# PROVIDED DATA

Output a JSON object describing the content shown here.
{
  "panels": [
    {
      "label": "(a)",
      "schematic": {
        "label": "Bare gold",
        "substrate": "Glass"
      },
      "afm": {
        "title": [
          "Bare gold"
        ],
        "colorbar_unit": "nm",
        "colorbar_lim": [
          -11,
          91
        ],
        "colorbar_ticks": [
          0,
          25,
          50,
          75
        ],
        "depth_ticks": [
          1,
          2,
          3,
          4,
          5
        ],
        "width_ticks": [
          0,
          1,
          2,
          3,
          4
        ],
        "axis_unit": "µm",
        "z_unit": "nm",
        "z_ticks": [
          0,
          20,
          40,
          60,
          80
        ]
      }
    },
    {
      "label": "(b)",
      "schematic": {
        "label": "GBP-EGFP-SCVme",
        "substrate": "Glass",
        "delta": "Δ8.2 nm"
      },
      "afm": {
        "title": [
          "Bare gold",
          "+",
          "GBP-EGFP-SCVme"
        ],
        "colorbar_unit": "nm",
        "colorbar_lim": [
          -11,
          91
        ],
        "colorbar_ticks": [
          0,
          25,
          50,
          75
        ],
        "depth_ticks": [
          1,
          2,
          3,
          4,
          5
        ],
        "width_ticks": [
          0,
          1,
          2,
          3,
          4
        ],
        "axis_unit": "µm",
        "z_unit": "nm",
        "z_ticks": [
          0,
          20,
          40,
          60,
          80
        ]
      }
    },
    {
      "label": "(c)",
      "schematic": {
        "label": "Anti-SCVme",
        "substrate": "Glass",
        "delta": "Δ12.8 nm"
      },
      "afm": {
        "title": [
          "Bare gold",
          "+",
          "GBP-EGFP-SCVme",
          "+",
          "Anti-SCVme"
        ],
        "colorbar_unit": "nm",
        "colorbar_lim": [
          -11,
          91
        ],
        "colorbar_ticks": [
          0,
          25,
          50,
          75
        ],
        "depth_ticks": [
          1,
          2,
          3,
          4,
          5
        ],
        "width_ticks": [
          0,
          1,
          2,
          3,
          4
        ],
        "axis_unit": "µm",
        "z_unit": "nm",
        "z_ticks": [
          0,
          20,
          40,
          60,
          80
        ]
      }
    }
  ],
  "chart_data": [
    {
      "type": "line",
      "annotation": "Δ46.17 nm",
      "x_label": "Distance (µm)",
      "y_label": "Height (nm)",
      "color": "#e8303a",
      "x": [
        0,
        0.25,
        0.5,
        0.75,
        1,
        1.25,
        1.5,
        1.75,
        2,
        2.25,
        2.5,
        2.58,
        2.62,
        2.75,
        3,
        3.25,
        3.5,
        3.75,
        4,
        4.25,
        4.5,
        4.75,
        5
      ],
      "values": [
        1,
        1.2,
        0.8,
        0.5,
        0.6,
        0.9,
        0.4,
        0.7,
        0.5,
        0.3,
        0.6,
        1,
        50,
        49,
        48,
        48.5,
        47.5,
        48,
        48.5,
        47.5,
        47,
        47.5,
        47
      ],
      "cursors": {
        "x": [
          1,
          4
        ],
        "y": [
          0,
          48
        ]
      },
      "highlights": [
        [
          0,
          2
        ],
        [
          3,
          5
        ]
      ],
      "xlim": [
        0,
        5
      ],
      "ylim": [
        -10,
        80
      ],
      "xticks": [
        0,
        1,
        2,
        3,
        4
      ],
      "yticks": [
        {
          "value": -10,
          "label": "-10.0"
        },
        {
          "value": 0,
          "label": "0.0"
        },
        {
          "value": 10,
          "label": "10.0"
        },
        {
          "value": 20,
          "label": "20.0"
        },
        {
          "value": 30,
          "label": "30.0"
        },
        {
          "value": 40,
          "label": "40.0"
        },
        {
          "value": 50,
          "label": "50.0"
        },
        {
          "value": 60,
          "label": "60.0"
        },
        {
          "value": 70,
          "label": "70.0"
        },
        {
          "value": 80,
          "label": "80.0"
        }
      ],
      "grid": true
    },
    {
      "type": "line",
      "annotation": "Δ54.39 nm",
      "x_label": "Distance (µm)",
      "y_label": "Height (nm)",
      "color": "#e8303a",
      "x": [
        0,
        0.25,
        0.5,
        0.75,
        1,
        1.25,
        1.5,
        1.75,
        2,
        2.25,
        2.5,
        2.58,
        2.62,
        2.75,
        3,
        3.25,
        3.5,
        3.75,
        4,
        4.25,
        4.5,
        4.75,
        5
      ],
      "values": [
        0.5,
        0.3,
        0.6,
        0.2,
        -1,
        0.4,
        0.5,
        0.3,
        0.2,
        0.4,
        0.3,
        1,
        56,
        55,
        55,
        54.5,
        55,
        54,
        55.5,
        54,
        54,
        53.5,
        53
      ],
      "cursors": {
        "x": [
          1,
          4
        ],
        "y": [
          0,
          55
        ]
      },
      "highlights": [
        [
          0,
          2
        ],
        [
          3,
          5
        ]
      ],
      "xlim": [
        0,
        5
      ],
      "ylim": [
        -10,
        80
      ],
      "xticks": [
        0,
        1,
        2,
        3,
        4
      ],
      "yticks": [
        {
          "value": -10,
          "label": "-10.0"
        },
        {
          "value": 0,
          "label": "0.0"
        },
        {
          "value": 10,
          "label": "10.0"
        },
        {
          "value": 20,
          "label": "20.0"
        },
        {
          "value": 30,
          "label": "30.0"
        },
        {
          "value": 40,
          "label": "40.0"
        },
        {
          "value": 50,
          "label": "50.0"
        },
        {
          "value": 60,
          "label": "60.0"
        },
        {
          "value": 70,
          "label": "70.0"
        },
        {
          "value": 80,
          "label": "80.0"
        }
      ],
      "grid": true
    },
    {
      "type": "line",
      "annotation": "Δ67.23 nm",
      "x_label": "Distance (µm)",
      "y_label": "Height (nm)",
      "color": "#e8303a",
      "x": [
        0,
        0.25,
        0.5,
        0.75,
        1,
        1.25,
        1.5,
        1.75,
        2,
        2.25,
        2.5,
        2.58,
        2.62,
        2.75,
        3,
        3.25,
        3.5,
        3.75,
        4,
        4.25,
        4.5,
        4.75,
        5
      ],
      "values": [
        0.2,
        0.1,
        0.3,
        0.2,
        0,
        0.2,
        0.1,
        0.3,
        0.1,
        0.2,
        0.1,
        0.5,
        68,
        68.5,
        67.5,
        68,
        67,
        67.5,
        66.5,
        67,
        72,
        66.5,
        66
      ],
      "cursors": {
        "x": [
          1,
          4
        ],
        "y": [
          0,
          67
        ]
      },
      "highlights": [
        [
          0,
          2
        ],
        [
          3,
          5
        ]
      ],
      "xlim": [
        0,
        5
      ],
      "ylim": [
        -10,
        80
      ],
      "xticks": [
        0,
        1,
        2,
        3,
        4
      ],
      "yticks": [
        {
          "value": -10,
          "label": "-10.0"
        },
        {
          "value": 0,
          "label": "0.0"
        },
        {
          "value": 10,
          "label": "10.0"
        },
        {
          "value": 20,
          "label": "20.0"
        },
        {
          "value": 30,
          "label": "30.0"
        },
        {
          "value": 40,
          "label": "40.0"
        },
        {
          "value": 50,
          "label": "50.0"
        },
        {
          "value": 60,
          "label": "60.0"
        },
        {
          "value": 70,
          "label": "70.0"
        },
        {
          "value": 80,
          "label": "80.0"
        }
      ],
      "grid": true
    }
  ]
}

# AIM
Where a line above includes "annotation", copy that line.

# SOLUTION TO THIS PROBLEM
      "annotation": "Δ46.17 nm",
      "annotation": "Δ54.39 nm",
      "annotation": "Δ67.23 nm",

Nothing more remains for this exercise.